*Do this*.
The records that follow should be retyped word for word.

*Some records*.
— Begin —

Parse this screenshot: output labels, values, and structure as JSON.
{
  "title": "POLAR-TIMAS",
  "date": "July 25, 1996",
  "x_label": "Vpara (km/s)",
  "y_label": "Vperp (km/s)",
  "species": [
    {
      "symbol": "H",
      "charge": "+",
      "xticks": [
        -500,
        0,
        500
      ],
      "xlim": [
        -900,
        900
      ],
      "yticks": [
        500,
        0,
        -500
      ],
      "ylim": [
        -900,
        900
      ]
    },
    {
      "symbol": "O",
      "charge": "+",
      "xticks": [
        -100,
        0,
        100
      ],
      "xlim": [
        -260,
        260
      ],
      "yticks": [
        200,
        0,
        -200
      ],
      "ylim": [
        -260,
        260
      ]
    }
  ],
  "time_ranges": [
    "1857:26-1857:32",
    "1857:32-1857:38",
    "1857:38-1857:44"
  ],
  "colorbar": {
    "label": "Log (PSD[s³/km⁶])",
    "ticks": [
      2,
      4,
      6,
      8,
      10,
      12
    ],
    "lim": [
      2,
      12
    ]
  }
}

— End —

*Solved exercise*.
Parse this screenshot: output labels, values, and structure as JSON.
{
  "title": "POLAR-TIMAS",
  "date": "July 25, 1996",
  "x_label": "Vpara (km/s)",
  "y_label": "Vperp (km/s)",
  "species": [
    {
      "symbol": "H",
      "charge": "+",
      "xticks": [
        -500,
        0,
        500
      ],
      "xlim": [
        -900,
        900
      ],
      "yticks": [
        500,
        0,
        -500
      ],
      "ylim": [
        -900,
        900
      ]
    },
    {
      "symbol": "O",
      "charge": "+",
      "xticks": [
        -100,
        0,
        100
      ],
      "xlim": [
        -260,
        260
      ],
      "yticks": [
        200,
        0,
        -200
      ],
      "ylim": [
        -260,
        260
      ]
    }
  ],
  "time_ranges": [
    "1857:26-1857:32",
    "1857:32-1857:38",
    "1857:38-1857:44"
  ],
  "colorbar": {
    "label": "Log (PSD[s³/km⁶])",
    "ticks": [
      2,
      4,
      6,
      8,
      10,
      12
    ],
    "lim": [
      2,
      12
    ]
  }
}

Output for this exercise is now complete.